PROBLEM DESCRIPTION: Quote the whole listing word for word. Do not include the pictures.
BEGIN
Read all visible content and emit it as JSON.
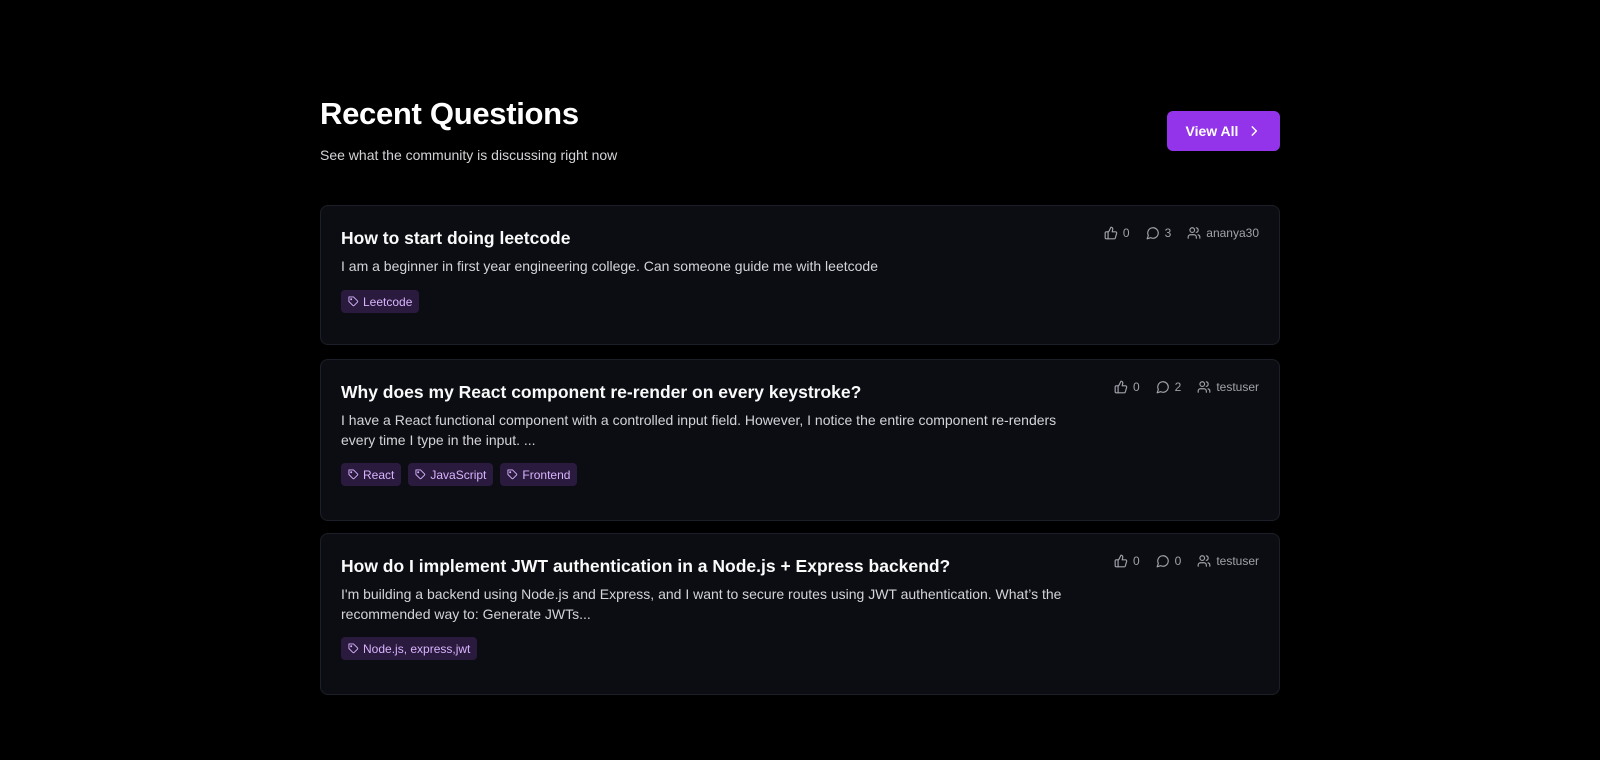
{
  "header": {
    "title": "Recent Questions",
    "subtitle": "See what the community is discussing right now",
    "view_all_label": "View All"
  },
  "colors": {
    "accent": "#9333ea",
    "background": "#000000",
    "card": "#0b0d12",
    "tag_bg": "#2a1a3d",
    "tag_text": "#d8b4fe"
  },
  "questions": [
    {
      "title": "How to start doing leetcode",
      "description": "I am a beginner in first year engineering college. Can someone guide me with leetcode",
      "tags": [
        "Leetcode"
      ],
      "likes": "0",
      "comments": "3",
      "author": "ananya30"
    },
    {
      "title": "Why does my React component re-render on every keystroke?",
      "description": "I have a React functional component with a controlled input field. However, I notice the entire component re-renders every time I type in the input. ...",
      "tags": [
        "React",
        "JavaScript",
        "Frontend"
      ],
      "likes": "0",
      "comments": "2",
      "author": "testuser"
    },
    {
      "title": "How do I implement JWT authentication in a Node.js + Express backend?",
      "description": "I'm building a backend using Node.js and Express, and I want to secure routes using JWT authentication. What’s the recommended way to: Generate JWTs...",
      "tags": [
        "Node.js, express,jwt"
      ],
      "likes": "0",
      "comments": "0",
      "author": "testuser"
    }
  ],
  "icons": {
    "like": "thumbs-up-icon",
    "comment": "message-circle-icon",
    "author": "users-icon",
    "tag": "tag-icon",
    "view_all": "chevron-right-icon"
  }
}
END
EXERCISE RESPONSE:
Read all visible content and emit it as JSON.
{
  "header": {
    "title": "Recent Questions",
    "subtitle": "See what the community is discussing right now",
    "view_all_label": "View All"
  },
  "colors": {
    "accent": "#9333ea",
    "background": "#000000",
    "card": "#0b0d12",
    "tag_bg": "#2a1a3d",
    "tag_text": "#d8b4fe"
  },
  "questions": [
    {
      "title": "How to start doing leetcode",
      "description": "I am a beginner in first year engineering college. Can someone guide me with leetcode",
      "tags": [
        "Leetcode"
      ],
      "likes": "0",
      "comments": "3",
      "author": "ananya30"
    },
    {
      "title": "Why does my React component re-render on every keystroke?",
      "description": "I have a React functional component with a controlled input field. However, I notice the entire component re-renders every time I type in the input. ...",
      "tags": [
        "React",
        "JavaScript",
        "Frontend"
      ],
      "likes": "0",
      "comments": "2",
      "author": "testuser"
    },
    {
      "title": "How do I implement JWT authentication in a Node.js + Express backend?",
      "description": "I'm building a backend using Node.js and Express, and I want to secure routes using JWT authentication. What’s the recommended way to: Generate JWTs...",
      "tags": [
        "Node.js, express,jwt"
      ],
      "likes": "0",
      "comments": "0",
      "author": "testuser"
    }
  ],
  "icons": {
    "like": "thumbs-up-icon",
    "comment": "message-circle-icon",
    "author": "users-icon",
    "tag": "tag-icon",
    "view_all": "chevron-right-icon"
  }
}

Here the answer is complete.